### Your goal
Please write out the whole listing that follows exactly; the pictures stay out.

### Data for analysis
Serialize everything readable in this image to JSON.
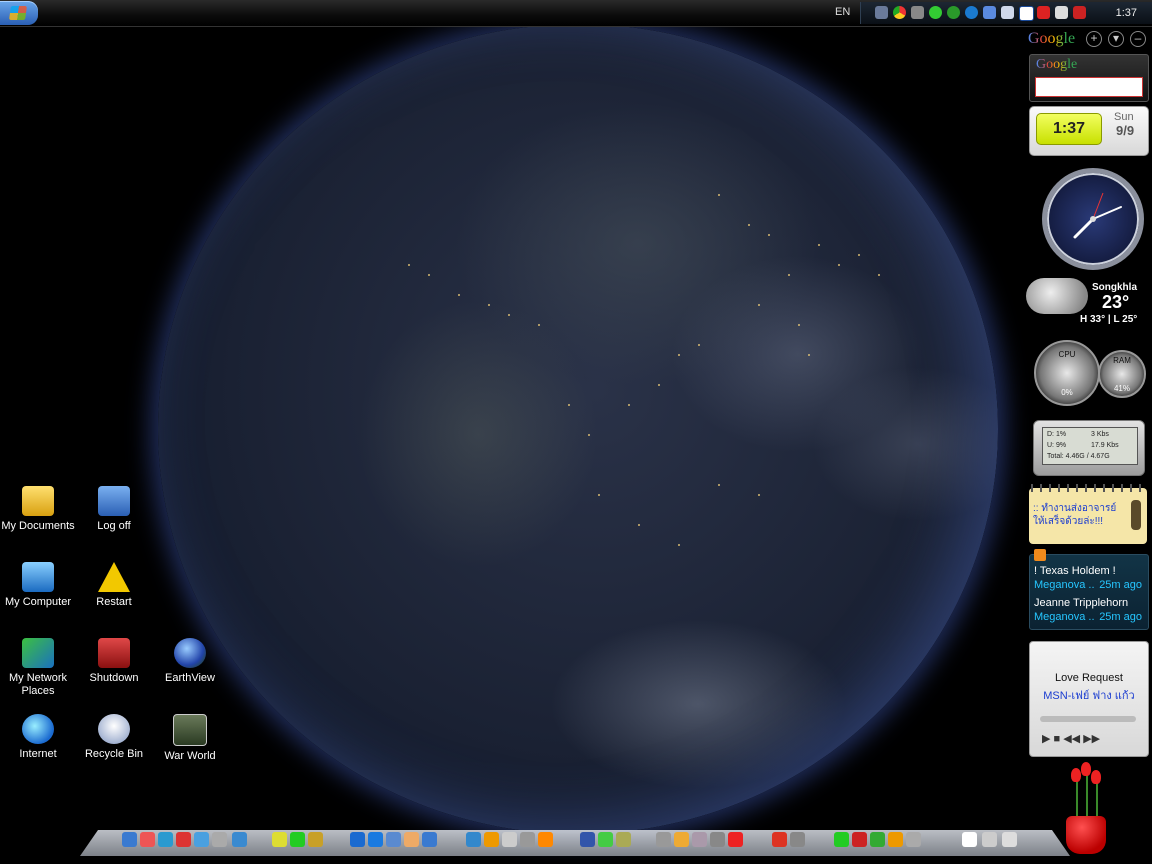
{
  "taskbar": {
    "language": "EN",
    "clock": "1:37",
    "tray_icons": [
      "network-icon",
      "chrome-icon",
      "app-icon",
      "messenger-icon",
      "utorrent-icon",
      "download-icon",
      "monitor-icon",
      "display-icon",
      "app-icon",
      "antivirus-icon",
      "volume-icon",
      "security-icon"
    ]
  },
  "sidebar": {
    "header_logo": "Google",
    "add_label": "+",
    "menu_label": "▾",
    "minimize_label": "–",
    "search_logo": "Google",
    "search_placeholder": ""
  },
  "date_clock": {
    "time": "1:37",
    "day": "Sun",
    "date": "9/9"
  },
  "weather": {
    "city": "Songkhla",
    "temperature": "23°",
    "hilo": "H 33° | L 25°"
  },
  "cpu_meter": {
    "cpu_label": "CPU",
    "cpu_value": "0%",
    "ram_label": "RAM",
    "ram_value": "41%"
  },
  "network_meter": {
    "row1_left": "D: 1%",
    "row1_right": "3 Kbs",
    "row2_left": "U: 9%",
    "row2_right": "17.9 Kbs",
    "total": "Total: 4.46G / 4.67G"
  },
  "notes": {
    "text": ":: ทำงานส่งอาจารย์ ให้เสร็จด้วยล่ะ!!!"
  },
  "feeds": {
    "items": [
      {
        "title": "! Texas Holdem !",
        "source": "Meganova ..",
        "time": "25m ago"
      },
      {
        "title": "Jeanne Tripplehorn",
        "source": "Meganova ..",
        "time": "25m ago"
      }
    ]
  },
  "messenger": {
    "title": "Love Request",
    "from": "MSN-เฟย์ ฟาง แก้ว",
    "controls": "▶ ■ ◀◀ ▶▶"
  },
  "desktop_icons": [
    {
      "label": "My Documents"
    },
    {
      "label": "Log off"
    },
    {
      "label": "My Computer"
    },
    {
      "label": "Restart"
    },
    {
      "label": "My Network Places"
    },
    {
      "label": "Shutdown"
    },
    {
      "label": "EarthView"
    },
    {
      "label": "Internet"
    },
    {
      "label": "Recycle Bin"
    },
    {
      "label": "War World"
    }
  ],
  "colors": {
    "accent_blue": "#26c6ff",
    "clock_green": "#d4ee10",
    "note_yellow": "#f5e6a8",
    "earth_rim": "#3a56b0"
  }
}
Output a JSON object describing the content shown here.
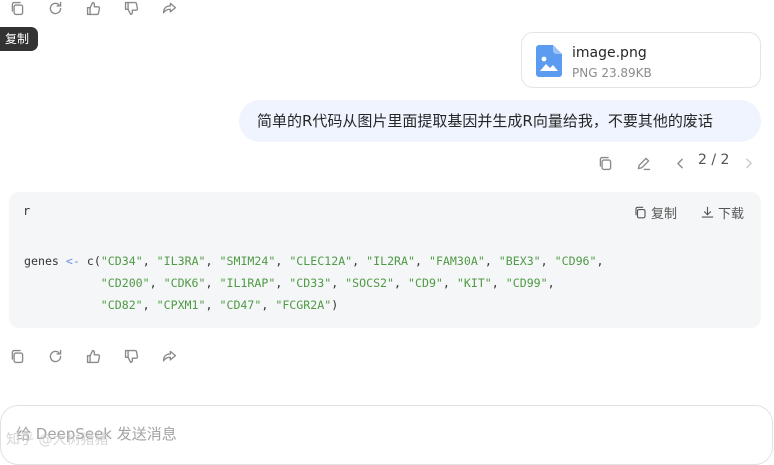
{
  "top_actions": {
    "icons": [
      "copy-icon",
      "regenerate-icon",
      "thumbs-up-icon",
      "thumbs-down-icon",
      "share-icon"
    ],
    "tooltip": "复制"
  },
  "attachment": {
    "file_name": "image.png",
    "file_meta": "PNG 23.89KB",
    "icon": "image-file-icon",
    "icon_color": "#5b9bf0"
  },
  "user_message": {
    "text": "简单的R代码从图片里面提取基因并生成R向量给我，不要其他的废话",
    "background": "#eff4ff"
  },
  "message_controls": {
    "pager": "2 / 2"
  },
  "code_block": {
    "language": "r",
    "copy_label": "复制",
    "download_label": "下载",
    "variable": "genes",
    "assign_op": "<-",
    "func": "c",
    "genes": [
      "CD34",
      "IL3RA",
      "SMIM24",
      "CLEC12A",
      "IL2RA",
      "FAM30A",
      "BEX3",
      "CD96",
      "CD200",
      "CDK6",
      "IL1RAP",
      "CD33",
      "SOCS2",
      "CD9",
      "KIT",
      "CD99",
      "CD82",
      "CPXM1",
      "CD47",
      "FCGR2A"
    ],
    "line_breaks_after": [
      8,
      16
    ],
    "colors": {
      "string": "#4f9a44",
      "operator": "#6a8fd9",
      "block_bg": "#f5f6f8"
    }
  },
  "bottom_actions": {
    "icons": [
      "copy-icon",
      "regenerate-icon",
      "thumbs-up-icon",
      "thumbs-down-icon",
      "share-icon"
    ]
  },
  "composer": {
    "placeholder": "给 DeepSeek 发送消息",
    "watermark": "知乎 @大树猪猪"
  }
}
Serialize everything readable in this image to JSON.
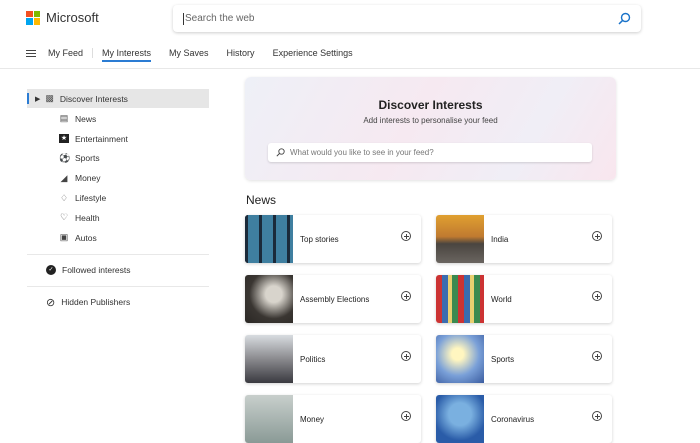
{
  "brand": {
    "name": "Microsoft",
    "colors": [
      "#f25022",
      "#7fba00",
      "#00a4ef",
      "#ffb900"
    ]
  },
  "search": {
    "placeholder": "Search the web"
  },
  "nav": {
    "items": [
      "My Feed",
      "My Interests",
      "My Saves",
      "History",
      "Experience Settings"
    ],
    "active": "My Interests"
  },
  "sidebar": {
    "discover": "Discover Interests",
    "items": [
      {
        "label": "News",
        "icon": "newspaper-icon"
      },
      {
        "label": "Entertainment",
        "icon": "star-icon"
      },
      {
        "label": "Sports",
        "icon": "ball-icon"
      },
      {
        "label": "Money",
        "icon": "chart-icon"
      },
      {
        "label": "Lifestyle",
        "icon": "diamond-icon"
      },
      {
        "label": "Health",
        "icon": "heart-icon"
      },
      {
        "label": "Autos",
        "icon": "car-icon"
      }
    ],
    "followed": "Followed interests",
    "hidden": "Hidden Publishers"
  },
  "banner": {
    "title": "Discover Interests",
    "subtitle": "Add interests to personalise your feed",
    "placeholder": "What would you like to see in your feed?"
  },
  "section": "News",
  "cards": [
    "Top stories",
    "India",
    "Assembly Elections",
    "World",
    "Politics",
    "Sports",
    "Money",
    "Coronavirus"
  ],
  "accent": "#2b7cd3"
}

### Response to the task
Serialize everything readable in this image to JSON.
{
  "taskbar": {
    "language": "EN",
    "clock": "1:37",
    "tray_icons": [
      "network-icon",
      "chrome-icon",
      "app-icon",
      "messenger-icon",
      "utorrent-icon",
      "download-icon",
      "monitor-icon",
      "display-icon",
      "app-icon",
      "antivirus-icon",
      "volume-icon",
      "security-icon"
    ]
  },
  "sidebar": {
    "header_logo": "Google",
    "add_label": "+",
    "menu_label": "▾",
    "minimize_label": "–",
    "search_logo": "Google",
    "search_placeholder": ""
  },
  "date_clock": {
    "time": "1:37",
    "day": "Sun",
    "date": "9/9"
  },
  "weather": {
    "city": "Songkhla",
    "temperature": "23°",
    "hilo": "H 33° | L 25°"
  },
  "cpu_meter": {
    "cpu_label": "CPU",
    "cpu_value": "0%",
    "ram_label": "RAM",
    "ram_value": "41%"
  },
  "network_meter": {
    "row1_left": "D: 1%",
    "row1_right": "3 Kbs",
    "row2_left": "U: 9%",
    "row2_right": "17.9 Kbs",
    "total": "Total: 4.46G / 4.67G"
  },
  "notes": {
    "text": ":: ทำงานส่งอาจารย์ ให้เสร็จด้วยล่ะ!!!"
  },
  "feeds": {
    "items": [
      {
        "title": "! Texas Holdem !",
        "source": "Meganova ..",
        "time": "25m ago"
      },
      {
        "title": "Jeanne Tripplehorn",
        "source": "Meganova ..",
        "time": "25m ago"
      }
    ]
  },
  "messenger": {
    "title": "Love Request",
    "from": "MSN-เฟย์ ฟาง แก้ว",
    "controls": "▶ ■ ◀◀ ▶▶"
  },
  "desktop_icons": [
    {
      "label": "My Documents"
    },
    {
      "label": "Log off"
    },
    {
      "label": "My Computer"
    },
    {
      "label": "Restart"
    },
    {
      "label": "My Network Places"
    },
    {
      "label": "Shutdown"
    },
    {
      "label": "EarthView"
    },
    {
      "label": "Internet"
    },
    {
      "label": "Recycle Bin"
    },
    {
      "label": "War World"
    }
  ],
  "colors": {
    "accent_blue": "#26c6ff",
    "clock_green": "#d4ee10",
    "note_yellow": "#f5e6a8",
    "earth_rim": "#3a56b0"
  }
}
Output a JSON object describing the content shown here.
{
  "top_actions": {
    "icons": [
      "copy-icon",
      "regenerate-icon",
      "thumbs-up-icon",
      "thumbs-down-icon",
      "share-icon"
    ],
    "tooltip": "复制"
  },
  "attachment": {
    "file_name": "image.png",
    "file_meta": "PNG 23.89KB",
    "icon": "image-file-icon",
    "icon_color": "#5b9bf0"
  },
  "user_message": {
    "text": "简单的R代码从图片里面提取基因并生成R向量给我，不要其他的废话",
    "background": "#eff4ff"
  },
  "message_controls": {
    "pager": "2 / 2"
  },
  "code_block": {
    "language": "r",
    "copy_label": "复制",
    "download_label": "下载",
    "variable": "genes",
    "assign_op": "<-",
    "func": "c",
    "genes": [
      "CD34",
      "IL3RA",
      "SMIM24",
      "CLEC12A",
      "IL2RA",
      "FAM30A",
      "BEX3",
      "CD96",
      "CD200",
      "CDK6",
      "IL1RAP",
      "CD33",
      "SOCS2",
      "CD9",
      "KIT",
      "CD99",
      "CD82",
      "CPXM1",
      "CD47",
      "FCGR2A"
    ],
    "line_breaks_after": [
      8,
      16
    ],
    "colors": {
      "string": "#4f9a44",
      "operator": "#6a8fd9",
      "block_bg": "#f5f6f8"
    }
  },
  "bottom_actions": {
    "icons": [
      "copy-icon",
      "regenerate-icon",
      "thumbs-up-icon",
      "thumbs-down-icon",
      "share-icon"
    ]
  },
  "composer": {
    "placeholder": "给 DeepSeek 发送消息",
    "watermark": "知乎 @大树猪猪"
  }
}
Serialize everything readable in this image to JSON.
{
  "brand": {
    "name": "Microsoft",
    "colors": [
      "#f25022",
      "#7fba00",
      "#00a4ef",
      "#ffb900"
    ]
  },
  "search": {
    "placeholder": "Search the web"
  },
  "nav": {
    "items": [
      "My Feed",
      "My Interests",
      "My Saves",
      "History",
      "Experience Settings"
    ],
    "active": "My Interests"
  },
  "sidebar": {
    "discover": "Discover Interests",
    "items": [
      {
        "label": "News",
        "icon": "newspaper-icon"
      },
      {
        "label": "Entertainment",
        "icon": "star-icon"
      },
      {
        "label": "Sports",
        "icon": "ball-icon"
      },
      {
        "label": "Money",
        "icon": "chart-icon"
      },
      {
        "label": "Lifestyle",
        "icon": "diamond-icon"
      },
      {
        "label": "Health",
        "icon": "heart-icon"
      },
      {
        "label": "Autos",
        "icon": "car-icon"
      }
    ],
    "followed": "Followed interests",
    "hidden": "Hidden Publishers"
  },
  "banner": {
    "title": "Discover Interests",
    "subtitle": "Add interests to personalise your feed",
    "placeholder": "What would you like to see in your feed?"
  },
  "section": "News",
  "cards": [
    "Top stories",
    "India",
    "Assembly Elections",
    "World",
    "Politics",
    "Sports",
    "Money",
    "Coronavirus"
  ],
  "accent": "#2b7cd3"
}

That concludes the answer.